The task: Search the material for the word "this" and copy each line that holds it.

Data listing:
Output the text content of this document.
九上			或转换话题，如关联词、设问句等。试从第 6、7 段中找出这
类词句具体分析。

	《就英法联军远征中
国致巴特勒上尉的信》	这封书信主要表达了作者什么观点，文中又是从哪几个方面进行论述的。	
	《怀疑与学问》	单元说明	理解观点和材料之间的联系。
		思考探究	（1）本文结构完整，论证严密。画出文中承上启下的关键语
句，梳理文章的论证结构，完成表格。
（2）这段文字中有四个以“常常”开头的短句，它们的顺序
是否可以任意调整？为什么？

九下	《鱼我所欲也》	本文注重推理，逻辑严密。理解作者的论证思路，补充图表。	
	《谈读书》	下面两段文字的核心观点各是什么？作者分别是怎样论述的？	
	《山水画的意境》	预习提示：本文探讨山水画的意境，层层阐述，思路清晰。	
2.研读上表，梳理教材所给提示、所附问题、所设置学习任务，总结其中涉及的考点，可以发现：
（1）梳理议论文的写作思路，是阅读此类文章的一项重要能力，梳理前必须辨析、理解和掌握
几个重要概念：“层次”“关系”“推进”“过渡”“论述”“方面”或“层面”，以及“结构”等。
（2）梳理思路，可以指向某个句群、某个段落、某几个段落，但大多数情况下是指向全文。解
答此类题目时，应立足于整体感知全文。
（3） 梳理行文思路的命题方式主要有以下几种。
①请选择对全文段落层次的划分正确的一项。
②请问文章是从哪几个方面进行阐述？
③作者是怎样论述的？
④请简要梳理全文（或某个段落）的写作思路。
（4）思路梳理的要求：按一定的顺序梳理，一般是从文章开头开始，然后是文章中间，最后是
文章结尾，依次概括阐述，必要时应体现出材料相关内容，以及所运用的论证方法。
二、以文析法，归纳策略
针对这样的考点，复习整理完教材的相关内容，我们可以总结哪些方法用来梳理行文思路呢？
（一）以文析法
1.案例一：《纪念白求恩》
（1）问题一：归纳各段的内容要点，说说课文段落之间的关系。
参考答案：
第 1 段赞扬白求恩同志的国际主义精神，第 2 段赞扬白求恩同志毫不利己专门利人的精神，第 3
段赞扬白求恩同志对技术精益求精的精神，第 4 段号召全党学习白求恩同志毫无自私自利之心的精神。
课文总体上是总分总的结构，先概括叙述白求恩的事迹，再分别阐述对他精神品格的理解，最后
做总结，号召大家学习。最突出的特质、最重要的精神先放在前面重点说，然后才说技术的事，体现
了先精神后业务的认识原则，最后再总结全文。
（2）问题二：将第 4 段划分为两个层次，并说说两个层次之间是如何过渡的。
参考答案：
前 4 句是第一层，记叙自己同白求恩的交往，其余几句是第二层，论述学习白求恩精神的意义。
---
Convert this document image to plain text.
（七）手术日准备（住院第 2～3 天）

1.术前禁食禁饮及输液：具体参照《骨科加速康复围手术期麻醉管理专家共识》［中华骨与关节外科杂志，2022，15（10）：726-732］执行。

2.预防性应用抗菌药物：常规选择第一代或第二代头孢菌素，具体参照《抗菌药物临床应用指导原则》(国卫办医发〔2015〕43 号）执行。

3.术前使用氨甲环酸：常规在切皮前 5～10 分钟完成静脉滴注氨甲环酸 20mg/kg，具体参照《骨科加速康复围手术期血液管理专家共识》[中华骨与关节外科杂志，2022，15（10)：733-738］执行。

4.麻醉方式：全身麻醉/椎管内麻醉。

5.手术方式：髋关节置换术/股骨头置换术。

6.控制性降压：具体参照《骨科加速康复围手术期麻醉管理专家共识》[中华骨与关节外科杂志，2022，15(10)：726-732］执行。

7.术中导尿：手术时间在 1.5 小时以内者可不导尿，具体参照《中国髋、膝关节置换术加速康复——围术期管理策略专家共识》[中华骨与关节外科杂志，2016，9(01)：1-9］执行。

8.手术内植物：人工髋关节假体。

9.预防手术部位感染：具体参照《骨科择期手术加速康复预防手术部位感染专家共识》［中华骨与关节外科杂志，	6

Complete answer:
Output the text content of this document.
Convert this document image to plain text.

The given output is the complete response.